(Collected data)

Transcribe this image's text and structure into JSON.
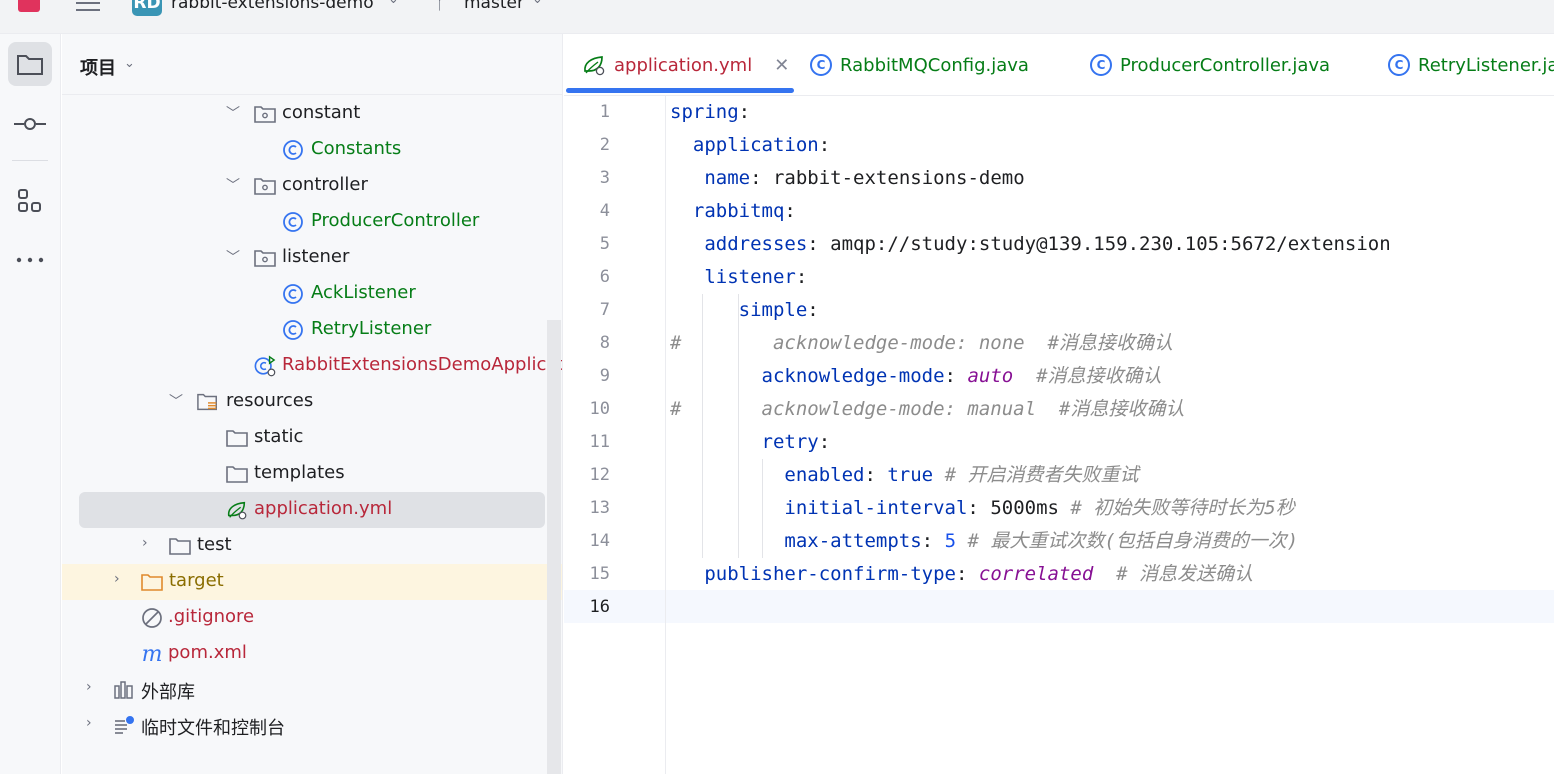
{
  "topbar": {
    "project_badge": "RD",
    "project_name": "rabbit-extensions-demo",
    "branch": "master"
  },
  "panel": {
    "title": "项目",
    "tree": [
      {
        "label": "constant",
        "kind": "folder-package",
        "expanded": true
      },
      {
        "label": "Constants",
        "kind": "class"
      },
      {
        "label": "controller",
        "kind": "folder-package",
        "expanded": true
      },
      {
        "label": "ProducerController",
        "kind": "class"
      },
      {
        "label": "listener",
        "kind": "folder-package",
        "expanded": true
      },
      {
        "label": "AckListener",
        "kind": "class"
      },
      {
        "label": "RetryListener",
        "kind": "class"
      },
      {
        "label": "RabbitExtensionsDemoApplicatio",
        "kind": "spring-boot-app"
      },
      {
        "label": "resources",
        "kind": "folder-resources",
        "expanded": true
      },
      {
        "label": "static",
        "kind": "folder"
      },
      {
        "label": "templates",
        "kind": "folder"
      },
      {
        "label": "application.yml",
        "kind": "yaml",
        "selected": true
      },
      {
        "label": "test",
        "kind": "folder",
        "expanded": false
      },
      {
        "label": "target",
        "kind": "folder-excluded",
        "expanded": false
      },
      {
        "label": ".gitignore",
        "kind": "ignore-file"
      },
      {
        "label": "pom.xml",
        "kind": "maven"
      },
      {
        "label": "外部库",
        "kind": "library",
        "expanded": false
      },
      {
        "label": "临时文件和控制台",
        "kind": "scratches",
        "expanded": false
      }
    ]
  },
  "tabs": [
    {
      "label": "application.yml",
      "active": true
    },
    {
      "label": "RabbitMQConfig.java"
    },
    {
      "label": "ProducerController.java"
    },
    {
      "label": "RetryListener.java"
    }
  ],
  "editor": {
    "line_numbers": [
      "1",
      "2",
      "3",
      "4",
      "5",
      "6",
      "7",
      "8",
      "9",
      "10",
      "11",
      "12",
      "13",
      "14",
      "15",
      "16"
    ],
    "current_line": "16",
    "lines": {
      "l1_key": "spring",
      "l2_key": "application",
      "l3_key": "name",
      "l3_val": "rabbit-extensions-demo",
      "l4_key": "rabbitmq",
      "l5_key": "addresses",
      "l5_val": "amqp://study:study@139.159.230.105:5672/extension",
      "l6_key": "listener",
      "l7_key": "simple",
      "l8_text": "#        acknowledge-mode: none  #消息接收确认",
      "l9_key": "acknowledge-mode",
      "l9_val": "auto",
      "l9_comment": "#消息接收确认",
      "l10_text": "#       acknowledge-mode: manual  #消息接收确认",
      "l11_key": "retry",
      "l12_key": "enabled",
      "l12_val": "true",
      "l12_comment": "# 开启消费者失败重试",
      "l13_key": "initial-interval",
      "l13_val": "5000ms",
      "l13_comment": "# 初始失败等待时长为5秒",
      "l14_key": "max-attempts",
      "l14_val": "5",
      "l14_comment": "# 最大重试次数(包括自身消费的一次)",
      "l15_key": "publisher-confirm-type",
      "l15_val": "correlated",
      "l15_comment": "# 消息发送确认"
    }
  }
}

◆ THE REQUEST
Gather each line from the listing above that holds "mode".

◆ ANSWER TO THIS PROBLEM
      "l8_text": "#        acknowledge-mode: none  #消息接收确认",
      "l9_key": "acknowledge-mode",
      "l10_text": "#       acknowledge-mode: manual  #消息接收确认",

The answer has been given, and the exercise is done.